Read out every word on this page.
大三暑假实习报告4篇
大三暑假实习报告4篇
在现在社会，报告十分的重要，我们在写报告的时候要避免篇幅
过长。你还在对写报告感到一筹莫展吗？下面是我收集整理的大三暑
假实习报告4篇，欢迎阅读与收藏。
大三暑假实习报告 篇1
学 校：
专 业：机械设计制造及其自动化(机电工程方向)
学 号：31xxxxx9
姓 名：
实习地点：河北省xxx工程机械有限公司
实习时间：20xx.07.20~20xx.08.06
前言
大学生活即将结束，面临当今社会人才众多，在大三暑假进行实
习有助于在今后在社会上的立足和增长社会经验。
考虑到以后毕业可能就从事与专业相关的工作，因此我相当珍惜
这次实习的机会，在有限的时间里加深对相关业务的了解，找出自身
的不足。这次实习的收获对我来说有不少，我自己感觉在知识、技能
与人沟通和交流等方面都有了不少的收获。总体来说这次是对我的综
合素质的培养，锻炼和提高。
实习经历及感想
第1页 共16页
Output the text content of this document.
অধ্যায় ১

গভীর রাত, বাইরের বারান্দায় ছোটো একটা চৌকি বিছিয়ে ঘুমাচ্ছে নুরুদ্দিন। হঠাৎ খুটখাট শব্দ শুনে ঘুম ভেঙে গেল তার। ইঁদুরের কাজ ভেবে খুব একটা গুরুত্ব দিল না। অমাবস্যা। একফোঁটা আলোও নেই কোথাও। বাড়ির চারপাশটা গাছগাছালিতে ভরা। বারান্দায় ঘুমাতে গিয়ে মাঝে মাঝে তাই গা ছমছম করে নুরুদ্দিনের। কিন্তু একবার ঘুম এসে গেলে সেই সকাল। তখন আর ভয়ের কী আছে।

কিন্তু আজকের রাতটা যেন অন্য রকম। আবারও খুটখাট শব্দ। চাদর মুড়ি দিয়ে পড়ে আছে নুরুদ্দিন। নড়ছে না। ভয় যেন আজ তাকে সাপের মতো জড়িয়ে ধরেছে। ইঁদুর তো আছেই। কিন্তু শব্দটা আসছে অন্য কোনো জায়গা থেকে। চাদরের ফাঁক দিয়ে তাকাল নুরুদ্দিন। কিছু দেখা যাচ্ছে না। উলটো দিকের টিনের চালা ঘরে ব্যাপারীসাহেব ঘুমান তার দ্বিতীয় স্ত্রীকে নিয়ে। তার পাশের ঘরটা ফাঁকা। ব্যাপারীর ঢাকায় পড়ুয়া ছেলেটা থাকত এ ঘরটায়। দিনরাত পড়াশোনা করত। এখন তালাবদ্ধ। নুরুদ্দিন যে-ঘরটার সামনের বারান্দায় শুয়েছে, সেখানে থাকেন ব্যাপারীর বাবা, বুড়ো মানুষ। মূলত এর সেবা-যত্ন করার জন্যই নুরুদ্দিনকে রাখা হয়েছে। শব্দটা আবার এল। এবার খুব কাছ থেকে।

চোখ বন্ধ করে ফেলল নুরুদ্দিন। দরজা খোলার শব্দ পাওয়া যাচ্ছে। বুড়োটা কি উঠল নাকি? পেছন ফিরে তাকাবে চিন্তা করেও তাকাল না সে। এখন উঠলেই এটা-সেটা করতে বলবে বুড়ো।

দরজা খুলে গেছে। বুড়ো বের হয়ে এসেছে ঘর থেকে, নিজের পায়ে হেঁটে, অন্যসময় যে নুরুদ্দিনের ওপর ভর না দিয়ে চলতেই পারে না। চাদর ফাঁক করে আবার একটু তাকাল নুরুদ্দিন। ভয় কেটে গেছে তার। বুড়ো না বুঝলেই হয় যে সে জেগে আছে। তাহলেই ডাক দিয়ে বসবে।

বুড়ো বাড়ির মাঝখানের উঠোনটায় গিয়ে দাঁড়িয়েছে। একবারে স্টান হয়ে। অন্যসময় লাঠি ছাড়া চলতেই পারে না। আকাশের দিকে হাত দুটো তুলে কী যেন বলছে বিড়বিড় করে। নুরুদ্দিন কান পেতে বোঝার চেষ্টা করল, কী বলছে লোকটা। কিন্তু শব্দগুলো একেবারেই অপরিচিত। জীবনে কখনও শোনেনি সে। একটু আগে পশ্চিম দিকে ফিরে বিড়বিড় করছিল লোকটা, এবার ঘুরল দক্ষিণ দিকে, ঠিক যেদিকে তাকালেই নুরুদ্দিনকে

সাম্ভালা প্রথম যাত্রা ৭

Written problem:
Reproduce the entire listing word for word.

Task solution:
Read out every word on this page.
大三暑假实习报告4篇
大三暑假实习报告4篇
在现在社会，报告十分的重要，我们在写报告的时候要避免篇幅
过长。你还在对写报告感到一筹莫展吗？下面是我收集整理的大三暑
假实习报告4篇，欢迎阅读与收藏。
大三暑假实习报告 篇1
学 校：
专 业：机械设计制造及其自动化(机电工程方向)
学 号：31xxxxx9
姓 名：
实习地点：河北省xxx工程机械有限公司
实习时间：20xx.07.20~20xx.08.06
前言
大学生活即将结束，面临当今社会人才众多，在大三暑假进行实
习有助于在今后在社会上的立足和增长社会经验。
考虑到以后毕业可能就从事与专业相关的工作，因此我相当珍惜
这次实习的机会，在有限的时间里加深对相关业务的了解，找出自身
的不足。这次实习的收获对我来说有不少，我自己感觉在知识、技能
与人沟通和交流等方面都有了不少的收获。总体来说这次是对我的综
合素质的培养，锻炼和提高。
实习经历及感想
第1页 共16页
Output the text content of this document.
অধ্যায় ১

গভীর রাত, বাইরের বারান্দায় ছোটো একটা চৌকি বিছিয়ে ঘুমাচ্ছে নুরুদ্দিন। হঠাৎ খুটখাট শব্দ শুনে ঘুম ভেঙে গেল তার। ইঁদুরের কাজ ভেবে খুব একটা গুরুত্ব দিল না। অমাবস্যা। একফোঁটা আলোও নেই কোথাও। বাড়ির চারপাশটা গাছগাছালিতে ভরা। বারান্দায় ঘুমাতে গিয়ে মাঝে মাঝে তাই গা ছমছম করে নুরুদ্দিনের। কিন্তু একবার ঘুম এসে গেলে সেই সকাল। তখন আর ভয়ের কী আছে।

কিন্তু আজকের রাতটা যেন অন্য রকম। আবারও খুটখাট শব্দ। চাদর মুড়ি দিয়ে পড়ে আছে নুরুদ্দিন। নড়ছে না। ভয় যেন আজ তাকে সাপের মতো জড়িয়ে ধরেছে। ইঁদুর তো আছেই। কিন্তু শব্দটা আসছে অন্য কোনো জায়গা থেকে। চাদরের ফাঁক দিয়ে তাকাল নুরুদ্দিন। কিছু দেখা যাচ্ছে না। উলটো দিকের টিনের চালা ঘরে ব্যাপারীসাহেব ঘুমান তার দ্বিতীয় স্ত্রীকে নিয়ে। তার পাশের ঘরটা ফাঁকা। ব্যাপারীর ঢাকায় পড়ুয়া ছেলেটা থাকত এ ঘরটায়। দিনরাত পড়াশোনা করত। এখন তালাবদ্ধ। নুরুদ্দিন যে-ঘরটার সামনের বারান্দায় শুয়েছে, সেখানে থাকেন ব্যাপারীর বাবা, বুড়ো মানুষ। মূলত এর সেবা-যত্ন করার জন্যই নুরুদ্দিনকে রাখা হয়েছে। শব্দটা আবার এল। এবার খুব কাছ থেকে।

চোখ বন্ধ করে ফেলল নুরুদ্দিন। দরজা খোলার শব্দ পাওয়া যাচ্ছে। বুড়োটা কি উঠল নাকি? পেছন ফিরে তাকাবে চিন্তা করেও তাকাল না সে। এখন উঠলেই এটা-সেটা করতে বলবে বুড়ো।

দরজা খুলে গেছে। বুড়ো বের হয়ে এসেছে ঘর থেকে, নিজের পায়ে হেঁটে, অন্যসময় যে নুরুদ্দিনের ওপর ভর না দিয়ে চলতেই পারে না। চাদর ফাঁক করে আবার একটু তাকাল নুরুদ্দিন। ভয় কেটে গেছে তার। বুড়ো না বুঝলেই হয় যে সে জেগে আছে। তাহলেই ডাক দিয়ে বসবে।

বুড়ো বাড়ির মাঝখানের উঠোনটায় গিয়ে দাঁড়িয়েছে। একবারে স্টান হয়ে। অন্যসময় লাঠি ছাড়া চলতেই পারে না। আকাশের দিকে হাত দুটো তুলে কী যেন বলছে বিড়বিড় করে। নুরুদ্দিন কান পেতে বোঝার চেষ্টা করল, কী বলছে লোকটা। কিন্তু শব্দগুলো একেবারেই অপরিচিত। জীবনে কখনও শোনেনি সে। একটু আগে পশ্চিম দিকে ফিরে বিড়বিড় করছিল লোকটা, এবার ঘুরল দক্ষিণ দিকে, ঠিক যেদিকে তাকালেই নুরুদ্দিনকে

সাম্ভালা প্রথম যাত্রা ৭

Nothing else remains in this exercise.